** Begin **
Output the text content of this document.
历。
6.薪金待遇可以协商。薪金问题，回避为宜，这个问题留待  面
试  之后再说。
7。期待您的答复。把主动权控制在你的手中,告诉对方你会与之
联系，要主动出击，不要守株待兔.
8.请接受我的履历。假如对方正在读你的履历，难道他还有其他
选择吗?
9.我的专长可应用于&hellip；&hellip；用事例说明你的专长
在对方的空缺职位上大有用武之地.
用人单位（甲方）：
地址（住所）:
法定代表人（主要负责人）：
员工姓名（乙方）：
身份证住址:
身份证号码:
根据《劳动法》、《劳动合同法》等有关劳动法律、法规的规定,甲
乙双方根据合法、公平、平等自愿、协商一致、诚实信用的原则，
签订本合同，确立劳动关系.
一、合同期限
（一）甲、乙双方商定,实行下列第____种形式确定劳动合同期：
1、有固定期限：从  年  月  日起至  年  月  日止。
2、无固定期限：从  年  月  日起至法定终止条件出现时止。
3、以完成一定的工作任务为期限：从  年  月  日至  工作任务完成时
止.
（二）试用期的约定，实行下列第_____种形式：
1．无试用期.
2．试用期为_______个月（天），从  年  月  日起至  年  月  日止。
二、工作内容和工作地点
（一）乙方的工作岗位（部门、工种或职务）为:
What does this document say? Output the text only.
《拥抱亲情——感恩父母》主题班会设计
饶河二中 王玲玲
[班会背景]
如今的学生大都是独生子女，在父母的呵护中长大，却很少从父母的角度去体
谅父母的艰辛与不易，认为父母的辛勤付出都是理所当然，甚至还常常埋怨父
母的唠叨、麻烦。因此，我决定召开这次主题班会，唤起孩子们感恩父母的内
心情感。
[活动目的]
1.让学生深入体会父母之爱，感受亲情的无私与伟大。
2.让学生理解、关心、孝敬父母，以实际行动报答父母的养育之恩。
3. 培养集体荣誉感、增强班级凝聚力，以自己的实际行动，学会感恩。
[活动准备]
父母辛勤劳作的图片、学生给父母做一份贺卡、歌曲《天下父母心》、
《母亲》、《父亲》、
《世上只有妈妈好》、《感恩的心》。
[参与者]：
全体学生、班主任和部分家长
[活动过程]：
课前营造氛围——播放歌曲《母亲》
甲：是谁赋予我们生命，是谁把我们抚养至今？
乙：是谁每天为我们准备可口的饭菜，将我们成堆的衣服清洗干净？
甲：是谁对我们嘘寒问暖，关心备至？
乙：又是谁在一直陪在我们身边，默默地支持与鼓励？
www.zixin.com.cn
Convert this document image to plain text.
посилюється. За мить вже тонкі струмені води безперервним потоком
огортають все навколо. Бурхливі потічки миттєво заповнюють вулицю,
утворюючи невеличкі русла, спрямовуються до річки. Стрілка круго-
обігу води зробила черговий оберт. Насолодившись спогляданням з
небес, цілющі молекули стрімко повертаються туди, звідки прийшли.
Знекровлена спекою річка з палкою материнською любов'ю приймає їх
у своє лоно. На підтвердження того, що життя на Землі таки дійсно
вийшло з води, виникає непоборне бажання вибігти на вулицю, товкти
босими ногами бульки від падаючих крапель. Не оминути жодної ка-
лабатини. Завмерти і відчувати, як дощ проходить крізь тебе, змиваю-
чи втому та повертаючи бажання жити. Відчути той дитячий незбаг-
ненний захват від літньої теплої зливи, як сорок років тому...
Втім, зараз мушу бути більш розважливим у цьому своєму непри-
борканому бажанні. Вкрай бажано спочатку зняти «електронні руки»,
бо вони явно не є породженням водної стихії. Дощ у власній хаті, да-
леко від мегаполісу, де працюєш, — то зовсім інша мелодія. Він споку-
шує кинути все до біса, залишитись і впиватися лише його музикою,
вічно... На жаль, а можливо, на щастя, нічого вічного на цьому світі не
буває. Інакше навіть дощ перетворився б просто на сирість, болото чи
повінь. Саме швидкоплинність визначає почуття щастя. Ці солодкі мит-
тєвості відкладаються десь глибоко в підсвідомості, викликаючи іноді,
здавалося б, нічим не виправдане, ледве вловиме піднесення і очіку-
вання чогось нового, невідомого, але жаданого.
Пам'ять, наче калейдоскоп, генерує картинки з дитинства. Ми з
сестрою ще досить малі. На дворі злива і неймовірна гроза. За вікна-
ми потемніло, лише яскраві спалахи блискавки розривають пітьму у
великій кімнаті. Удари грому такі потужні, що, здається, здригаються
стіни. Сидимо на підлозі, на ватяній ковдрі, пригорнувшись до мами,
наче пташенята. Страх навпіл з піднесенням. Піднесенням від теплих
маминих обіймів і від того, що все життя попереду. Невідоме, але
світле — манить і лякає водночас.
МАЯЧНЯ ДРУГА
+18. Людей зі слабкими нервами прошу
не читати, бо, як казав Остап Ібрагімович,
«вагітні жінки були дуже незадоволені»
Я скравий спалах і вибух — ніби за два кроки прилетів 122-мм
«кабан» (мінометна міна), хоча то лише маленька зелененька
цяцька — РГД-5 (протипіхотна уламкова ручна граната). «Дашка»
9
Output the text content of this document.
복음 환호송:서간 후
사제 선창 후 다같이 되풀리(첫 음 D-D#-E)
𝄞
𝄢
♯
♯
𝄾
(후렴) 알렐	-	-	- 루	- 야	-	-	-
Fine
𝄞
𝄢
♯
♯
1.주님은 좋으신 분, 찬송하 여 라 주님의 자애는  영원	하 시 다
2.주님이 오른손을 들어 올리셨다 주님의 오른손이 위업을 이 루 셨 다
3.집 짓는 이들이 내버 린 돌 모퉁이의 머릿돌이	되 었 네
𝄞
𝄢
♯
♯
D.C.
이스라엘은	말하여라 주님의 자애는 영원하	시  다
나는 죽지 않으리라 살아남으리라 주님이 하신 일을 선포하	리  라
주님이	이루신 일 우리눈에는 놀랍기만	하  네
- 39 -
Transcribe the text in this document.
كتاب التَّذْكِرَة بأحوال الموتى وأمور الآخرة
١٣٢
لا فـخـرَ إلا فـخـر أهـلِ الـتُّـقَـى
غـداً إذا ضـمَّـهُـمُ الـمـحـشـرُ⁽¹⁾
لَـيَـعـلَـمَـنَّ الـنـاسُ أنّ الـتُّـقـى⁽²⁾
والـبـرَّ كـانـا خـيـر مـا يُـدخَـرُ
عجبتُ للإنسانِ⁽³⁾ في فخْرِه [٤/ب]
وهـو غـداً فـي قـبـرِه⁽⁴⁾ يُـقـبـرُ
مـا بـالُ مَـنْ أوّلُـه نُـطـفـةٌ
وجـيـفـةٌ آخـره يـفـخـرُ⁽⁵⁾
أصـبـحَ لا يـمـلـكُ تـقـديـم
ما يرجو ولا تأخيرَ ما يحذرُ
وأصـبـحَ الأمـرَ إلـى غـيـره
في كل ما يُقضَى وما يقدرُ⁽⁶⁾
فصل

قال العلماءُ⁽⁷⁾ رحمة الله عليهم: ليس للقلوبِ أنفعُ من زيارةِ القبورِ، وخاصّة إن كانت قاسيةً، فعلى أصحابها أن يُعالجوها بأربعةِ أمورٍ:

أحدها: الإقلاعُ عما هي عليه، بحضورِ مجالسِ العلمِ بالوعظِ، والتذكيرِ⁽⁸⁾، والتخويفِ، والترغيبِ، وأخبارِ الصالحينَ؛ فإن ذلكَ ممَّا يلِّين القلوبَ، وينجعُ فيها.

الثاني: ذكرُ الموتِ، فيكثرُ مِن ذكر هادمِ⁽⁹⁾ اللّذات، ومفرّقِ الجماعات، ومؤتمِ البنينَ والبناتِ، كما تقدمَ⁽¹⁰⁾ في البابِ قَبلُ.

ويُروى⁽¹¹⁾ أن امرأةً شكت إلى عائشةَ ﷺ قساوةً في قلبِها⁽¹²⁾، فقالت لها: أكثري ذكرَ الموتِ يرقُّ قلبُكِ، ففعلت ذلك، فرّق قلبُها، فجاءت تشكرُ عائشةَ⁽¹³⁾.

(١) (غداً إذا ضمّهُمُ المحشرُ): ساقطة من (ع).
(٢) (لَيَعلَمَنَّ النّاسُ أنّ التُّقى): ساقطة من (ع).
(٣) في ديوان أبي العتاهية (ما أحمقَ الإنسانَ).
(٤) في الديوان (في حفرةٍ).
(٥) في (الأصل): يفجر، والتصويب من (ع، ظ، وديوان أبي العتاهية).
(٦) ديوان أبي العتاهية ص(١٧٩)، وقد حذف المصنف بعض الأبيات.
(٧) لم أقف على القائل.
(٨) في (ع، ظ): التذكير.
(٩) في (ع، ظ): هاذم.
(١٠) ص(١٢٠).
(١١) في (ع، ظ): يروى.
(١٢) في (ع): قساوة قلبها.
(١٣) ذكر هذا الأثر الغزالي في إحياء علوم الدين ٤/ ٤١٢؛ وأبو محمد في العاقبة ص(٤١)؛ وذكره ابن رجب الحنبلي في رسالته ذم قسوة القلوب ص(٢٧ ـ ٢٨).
** End **
# Written problem
Report each line in the preceding entries that holds the string "щастя".

# Written solution
вічно... На жаль, а можливо, на щастя, нічого вічного на цьому світі не
повінь. Саме швидкоплинність визначає почуття щастя. Ці солодкі мит-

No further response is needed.